Goal | Take the records below and extract, word for word, the lines from the one containing "What data populates" through the final line, inclusive. Omit pictures.

....

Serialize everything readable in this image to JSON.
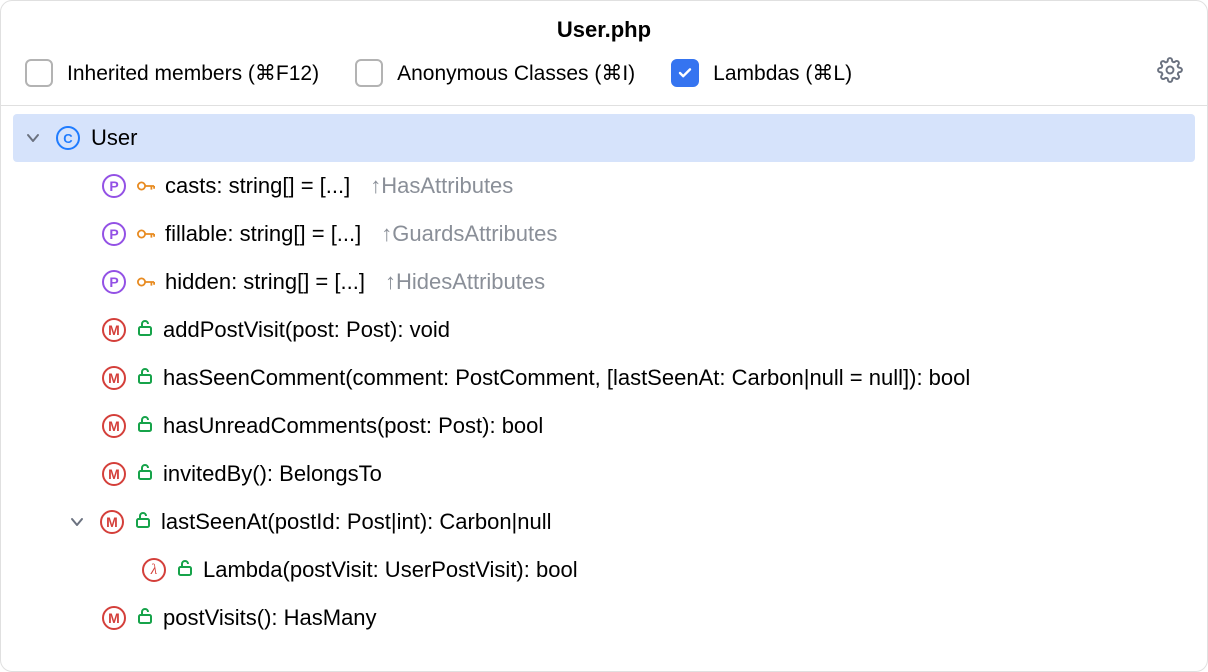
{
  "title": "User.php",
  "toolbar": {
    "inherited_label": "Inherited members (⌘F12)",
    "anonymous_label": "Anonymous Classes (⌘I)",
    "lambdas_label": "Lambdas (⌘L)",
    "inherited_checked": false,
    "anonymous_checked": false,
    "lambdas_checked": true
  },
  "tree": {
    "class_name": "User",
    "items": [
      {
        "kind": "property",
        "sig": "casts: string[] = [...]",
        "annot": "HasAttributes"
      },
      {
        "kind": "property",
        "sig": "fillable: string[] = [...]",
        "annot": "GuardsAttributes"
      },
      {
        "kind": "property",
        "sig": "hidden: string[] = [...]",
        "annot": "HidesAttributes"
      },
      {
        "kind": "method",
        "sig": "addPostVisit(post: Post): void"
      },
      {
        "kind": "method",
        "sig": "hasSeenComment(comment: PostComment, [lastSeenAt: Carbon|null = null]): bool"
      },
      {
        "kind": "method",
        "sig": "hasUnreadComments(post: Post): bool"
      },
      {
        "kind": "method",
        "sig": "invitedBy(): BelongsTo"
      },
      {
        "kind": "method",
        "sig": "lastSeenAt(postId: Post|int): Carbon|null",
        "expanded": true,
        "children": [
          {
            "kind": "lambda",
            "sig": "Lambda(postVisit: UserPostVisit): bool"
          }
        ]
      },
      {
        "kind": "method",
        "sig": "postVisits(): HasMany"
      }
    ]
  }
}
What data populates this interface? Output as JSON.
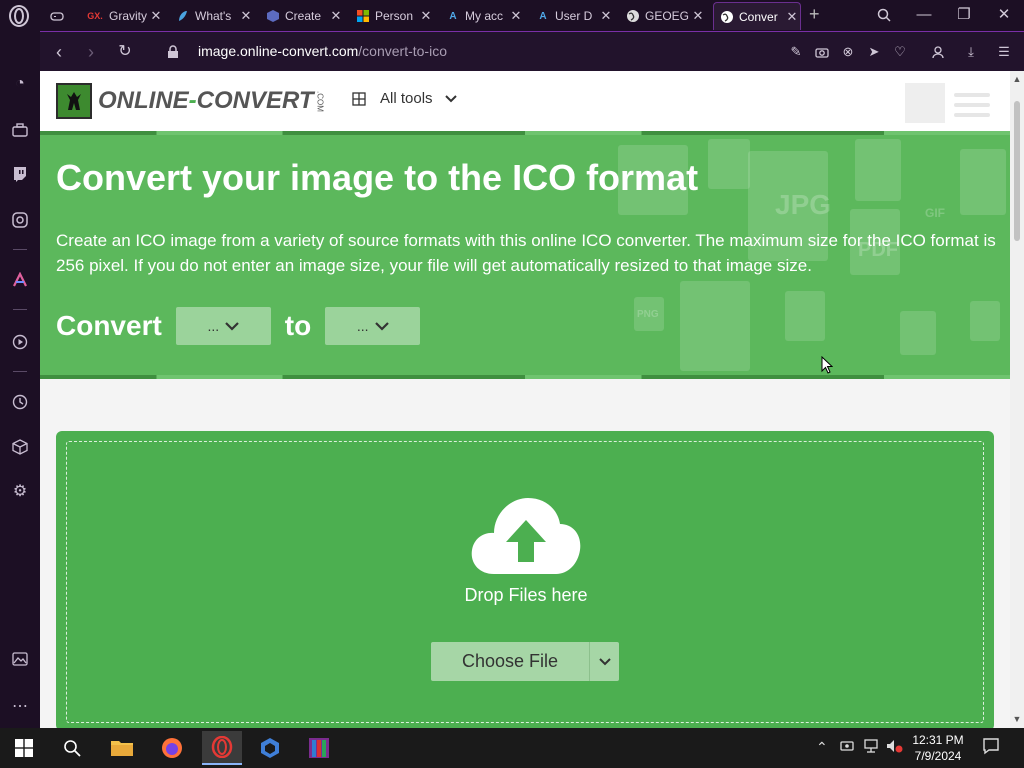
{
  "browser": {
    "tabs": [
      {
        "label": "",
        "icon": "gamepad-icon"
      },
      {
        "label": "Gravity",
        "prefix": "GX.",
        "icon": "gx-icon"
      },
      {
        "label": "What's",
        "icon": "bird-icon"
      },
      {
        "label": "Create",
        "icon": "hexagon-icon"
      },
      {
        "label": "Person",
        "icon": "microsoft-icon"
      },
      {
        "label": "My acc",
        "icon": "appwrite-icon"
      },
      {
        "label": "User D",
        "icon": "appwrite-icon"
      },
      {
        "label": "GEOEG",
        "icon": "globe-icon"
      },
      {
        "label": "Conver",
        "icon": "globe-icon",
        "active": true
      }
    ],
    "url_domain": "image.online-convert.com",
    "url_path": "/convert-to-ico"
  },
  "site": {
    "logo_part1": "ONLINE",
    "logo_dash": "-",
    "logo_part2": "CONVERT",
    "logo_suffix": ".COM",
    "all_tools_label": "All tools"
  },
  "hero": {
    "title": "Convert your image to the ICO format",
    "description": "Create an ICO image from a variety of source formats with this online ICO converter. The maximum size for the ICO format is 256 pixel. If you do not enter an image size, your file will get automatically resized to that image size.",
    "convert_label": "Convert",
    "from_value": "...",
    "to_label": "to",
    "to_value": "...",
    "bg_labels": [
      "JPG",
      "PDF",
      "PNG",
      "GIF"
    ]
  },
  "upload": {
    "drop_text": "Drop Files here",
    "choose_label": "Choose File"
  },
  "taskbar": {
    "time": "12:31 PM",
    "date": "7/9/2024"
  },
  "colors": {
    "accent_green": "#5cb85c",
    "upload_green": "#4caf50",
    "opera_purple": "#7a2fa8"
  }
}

....

Solution to this task |
What data populates this interface? Output as JSON.
{
  "browser": {
    "tabs": [
      {
        "label": "",
        "icon": "gamepad-icon"
      },
      {
        "label": "Gravity",
        "prefix": "GX.",
        "icon": "gx-icon"
      },
      {
        "label": "What's",
        "icon": "bird-icon"
      },
      {
        "label": "Create",
        "icon": "hexagon-icon"
      },
      {
        "label": "Person",
        "icon": "microsoft-icon"
      },
      {
        "label": "My acc",
        "icon": "appwrite-icon"
      },
      {
        "label": "User D",
        "icon": "appwrite-icon"
      },
      {
        "label": "GEOEG",
        "icon": "globe-icon"
      },
      {
        "label": "Conver",
        "icon": "globe-icon",
        "active": true
      }
    ],
    "url_domain": "image.online-convert.com",
    "url_path": "/convert-to-ico"
  },
  "site": {
    "logo_part1": "ONLINE",
    "logo_dash": "-",
    "logo_part2": "CONVERT",
    "logo_suffix": ".COM",
    "all_tools_label": "All tools"
  },
  "hero": {
    "title": "Convert your image to the ICO format",
    "description": "Create an ICO image from a variety of source formats with this online ICO converter. The maximum size for the ICO format is 256 pixel. If you do not enter an image size, your file will get automatically resized to that image size.",
    "convert_label": "Convert",
    "from_value": "...",
    "to_label": "to",
    "to_value": "...",
    "bg_labels": [
      "JPG",
      "PDF",
      "PNG",
      "GIF"
    ]
  },
  "upload": {
    "drop_text": "Drop Files here",
    "choose_label": "Choose File"
  },
  "taskbar": {
    "time": "12:31 PM",
    "date": "7/9/2024"
  },
  "colors": {
    "accent_green": "#5cb85c",
    "upload_green": "#4caf50",
    "opera_purple": "#7a2fa8"
  }
}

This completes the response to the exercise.